College acceptance letters have gone out, and students are now deciding on which schools they’ll attend. As they make their choice, shriveled investment portfolios have left many parents wondering how they’re going to pay for it.

AFTER LOOKING at a number of schools, New Jersey high school senior Joe Palladino figured Delaware Valley College would be a good fit.

“It’s a good school and it’s not far away from home,” he said.

His parents agreed. But it costs more than they thought, and now they’re trying to figure out how they’ll swing it.

“I’ll try to fill the gaps by throwing less money in tax deferred programs and paying as much as I can out of my regular savings,” said his father, Joe.

Like many families, the gaps are wider than his father Joe and mother Pat had planned. Though they invested rather conservatively, their college savings have shrunk.

“They’re losing money themselves,” said college aid consultant Milton Eisenhardt, of College Money in Marlton, N.J. “So they’ve had less to spend for college as well as colleges having less and therefore not getting as much aid as they thought they would be getting.”

Joe Sr. works as an accounting manager at a drug company, and Pat stays at home. They don’t qualify for financial aid. Luckily, their son earned an academic scholarship, but it’s still not enough to cover the $26,000-a-year bill.

“On top of that we plan to fill the gaps with some loan programs like Stafford loans and New Jersey class loans,” said Joe Sr.

Most states have loan programs for students who live or go to school in that state. Students and parents can also get a pretty good deal on federal loan programs.

“Those rates that are already at their historic rates are going to go even lower,” said Kalman Chany, author of “Paying for College.”

Students can take out a Stafford loan, which is currently a bargain — at 3.46 percent while the student is enrolled and 4.06 percent during repayment. The rates change each academic year, but they’re capped at 8.25 percent. And the loan doesn’t have to be paid back until six months after your last class. The maximum Stafford loan for a freshman is $2,625, and a student can borrow a total of $23,000 over five years.

§ §

» WORK TO DO:
a: In the article on paying for college, what is the largest Stafford loan a freshman can take out?
b: Name every person mentioned by name in the article on paying for college.

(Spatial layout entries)

§ §

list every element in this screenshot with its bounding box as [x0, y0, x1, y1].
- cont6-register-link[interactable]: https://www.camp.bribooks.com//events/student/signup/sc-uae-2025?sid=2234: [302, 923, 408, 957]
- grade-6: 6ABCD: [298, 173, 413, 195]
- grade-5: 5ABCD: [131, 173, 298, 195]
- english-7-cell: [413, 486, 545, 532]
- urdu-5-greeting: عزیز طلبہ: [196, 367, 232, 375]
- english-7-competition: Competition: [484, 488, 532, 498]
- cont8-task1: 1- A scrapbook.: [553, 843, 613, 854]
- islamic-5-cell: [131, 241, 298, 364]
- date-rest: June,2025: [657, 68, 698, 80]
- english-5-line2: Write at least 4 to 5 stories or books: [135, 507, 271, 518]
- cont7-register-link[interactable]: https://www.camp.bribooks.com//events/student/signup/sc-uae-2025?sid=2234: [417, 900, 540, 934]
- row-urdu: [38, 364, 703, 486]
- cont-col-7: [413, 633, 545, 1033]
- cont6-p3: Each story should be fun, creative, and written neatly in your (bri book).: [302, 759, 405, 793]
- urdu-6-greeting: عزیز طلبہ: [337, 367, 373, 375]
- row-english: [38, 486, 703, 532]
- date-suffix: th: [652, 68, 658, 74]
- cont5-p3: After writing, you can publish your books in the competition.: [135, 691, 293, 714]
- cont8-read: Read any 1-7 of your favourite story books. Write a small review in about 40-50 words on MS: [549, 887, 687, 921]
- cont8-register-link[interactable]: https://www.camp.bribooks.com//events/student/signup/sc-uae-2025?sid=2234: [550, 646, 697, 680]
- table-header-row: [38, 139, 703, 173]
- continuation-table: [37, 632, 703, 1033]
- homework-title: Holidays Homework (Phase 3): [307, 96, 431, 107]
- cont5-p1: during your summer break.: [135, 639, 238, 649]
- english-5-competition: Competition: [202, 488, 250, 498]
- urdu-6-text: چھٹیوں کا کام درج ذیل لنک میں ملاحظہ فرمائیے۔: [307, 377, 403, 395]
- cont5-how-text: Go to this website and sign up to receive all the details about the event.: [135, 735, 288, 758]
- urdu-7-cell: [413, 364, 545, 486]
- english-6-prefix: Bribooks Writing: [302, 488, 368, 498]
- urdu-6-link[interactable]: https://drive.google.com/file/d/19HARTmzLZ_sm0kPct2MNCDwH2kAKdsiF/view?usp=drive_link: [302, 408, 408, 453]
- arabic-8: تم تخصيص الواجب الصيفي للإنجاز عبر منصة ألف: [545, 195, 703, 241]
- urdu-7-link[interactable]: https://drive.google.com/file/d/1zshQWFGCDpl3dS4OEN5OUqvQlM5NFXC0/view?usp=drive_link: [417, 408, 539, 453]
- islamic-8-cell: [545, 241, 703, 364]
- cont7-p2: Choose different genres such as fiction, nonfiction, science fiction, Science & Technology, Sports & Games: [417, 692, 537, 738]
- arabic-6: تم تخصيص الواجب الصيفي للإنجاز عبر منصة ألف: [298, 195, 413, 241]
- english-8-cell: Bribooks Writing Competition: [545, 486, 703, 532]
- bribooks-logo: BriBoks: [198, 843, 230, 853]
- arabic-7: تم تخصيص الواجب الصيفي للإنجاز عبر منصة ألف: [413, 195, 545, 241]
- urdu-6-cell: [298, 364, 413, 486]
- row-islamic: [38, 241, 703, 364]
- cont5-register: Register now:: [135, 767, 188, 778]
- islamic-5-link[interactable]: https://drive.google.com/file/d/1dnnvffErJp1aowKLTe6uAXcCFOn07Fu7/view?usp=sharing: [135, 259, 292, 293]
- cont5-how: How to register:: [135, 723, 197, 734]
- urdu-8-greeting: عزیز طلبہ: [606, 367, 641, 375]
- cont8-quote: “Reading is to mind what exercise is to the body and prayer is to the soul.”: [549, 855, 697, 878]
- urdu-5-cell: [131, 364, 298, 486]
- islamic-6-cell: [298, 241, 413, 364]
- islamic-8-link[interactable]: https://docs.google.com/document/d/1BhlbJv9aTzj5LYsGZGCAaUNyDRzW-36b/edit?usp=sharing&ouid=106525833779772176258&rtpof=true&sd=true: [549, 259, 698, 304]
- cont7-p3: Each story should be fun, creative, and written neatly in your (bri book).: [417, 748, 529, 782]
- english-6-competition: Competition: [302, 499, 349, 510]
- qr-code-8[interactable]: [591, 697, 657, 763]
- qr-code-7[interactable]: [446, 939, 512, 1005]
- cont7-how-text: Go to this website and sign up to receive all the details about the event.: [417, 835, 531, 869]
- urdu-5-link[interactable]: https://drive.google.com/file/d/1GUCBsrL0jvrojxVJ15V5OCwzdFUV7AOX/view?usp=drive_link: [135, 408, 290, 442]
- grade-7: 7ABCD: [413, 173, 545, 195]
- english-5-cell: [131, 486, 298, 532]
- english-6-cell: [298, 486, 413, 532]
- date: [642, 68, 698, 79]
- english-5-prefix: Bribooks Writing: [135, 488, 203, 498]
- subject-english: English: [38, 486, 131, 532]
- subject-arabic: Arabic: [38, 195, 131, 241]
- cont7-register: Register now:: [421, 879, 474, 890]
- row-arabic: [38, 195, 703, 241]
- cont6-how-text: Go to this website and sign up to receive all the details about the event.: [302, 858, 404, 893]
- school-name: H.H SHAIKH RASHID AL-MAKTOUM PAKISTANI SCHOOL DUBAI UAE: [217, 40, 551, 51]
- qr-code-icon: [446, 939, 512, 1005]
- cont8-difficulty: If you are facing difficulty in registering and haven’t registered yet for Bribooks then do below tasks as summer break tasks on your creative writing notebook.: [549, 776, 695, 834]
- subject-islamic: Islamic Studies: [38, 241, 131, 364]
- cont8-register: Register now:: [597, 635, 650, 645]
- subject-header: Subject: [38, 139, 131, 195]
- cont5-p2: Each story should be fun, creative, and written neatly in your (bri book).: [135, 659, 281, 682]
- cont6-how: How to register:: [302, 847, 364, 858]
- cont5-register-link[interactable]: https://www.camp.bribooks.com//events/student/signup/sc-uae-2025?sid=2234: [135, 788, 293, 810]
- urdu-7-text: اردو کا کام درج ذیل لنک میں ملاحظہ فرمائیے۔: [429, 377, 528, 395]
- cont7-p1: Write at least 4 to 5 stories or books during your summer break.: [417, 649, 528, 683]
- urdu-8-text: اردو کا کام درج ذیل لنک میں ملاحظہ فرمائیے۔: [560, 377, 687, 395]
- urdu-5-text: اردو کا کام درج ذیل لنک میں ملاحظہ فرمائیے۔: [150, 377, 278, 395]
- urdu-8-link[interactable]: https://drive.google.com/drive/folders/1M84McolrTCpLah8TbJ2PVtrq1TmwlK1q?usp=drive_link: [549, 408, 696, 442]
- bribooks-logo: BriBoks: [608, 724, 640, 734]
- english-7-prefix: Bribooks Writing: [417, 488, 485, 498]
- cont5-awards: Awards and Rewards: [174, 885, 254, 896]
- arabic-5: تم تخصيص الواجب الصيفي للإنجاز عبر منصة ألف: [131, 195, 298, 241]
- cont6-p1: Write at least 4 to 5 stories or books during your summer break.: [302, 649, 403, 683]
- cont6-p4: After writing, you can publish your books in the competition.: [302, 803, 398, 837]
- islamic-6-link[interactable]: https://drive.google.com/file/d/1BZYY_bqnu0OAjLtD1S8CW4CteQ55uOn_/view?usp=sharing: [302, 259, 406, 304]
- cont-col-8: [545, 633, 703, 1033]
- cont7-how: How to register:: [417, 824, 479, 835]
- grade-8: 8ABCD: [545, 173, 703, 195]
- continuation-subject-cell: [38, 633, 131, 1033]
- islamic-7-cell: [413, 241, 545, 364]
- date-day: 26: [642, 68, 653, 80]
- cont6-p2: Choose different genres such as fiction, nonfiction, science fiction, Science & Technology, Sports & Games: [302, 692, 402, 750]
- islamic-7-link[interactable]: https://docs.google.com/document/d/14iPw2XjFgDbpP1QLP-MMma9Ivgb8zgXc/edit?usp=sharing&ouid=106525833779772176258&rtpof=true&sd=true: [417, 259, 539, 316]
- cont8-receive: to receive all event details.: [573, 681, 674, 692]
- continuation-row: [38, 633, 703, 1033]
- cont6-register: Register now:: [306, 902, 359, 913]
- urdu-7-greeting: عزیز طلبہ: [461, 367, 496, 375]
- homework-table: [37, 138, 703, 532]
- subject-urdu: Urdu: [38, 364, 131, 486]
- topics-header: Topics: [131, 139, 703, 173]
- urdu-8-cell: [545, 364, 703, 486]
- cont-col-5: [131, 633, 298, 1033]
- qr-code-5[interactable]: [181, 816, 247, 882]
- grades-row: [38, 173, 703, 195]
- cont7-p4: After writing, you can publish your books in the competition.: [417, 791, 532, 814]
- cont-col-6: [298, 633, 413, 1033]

§ §

» SOLUTION LIST:
a: $2,625

b: Joe Palladino; Joe Sr., his father; Pat, his mother; Milton Eisenhardt; Kalman Chany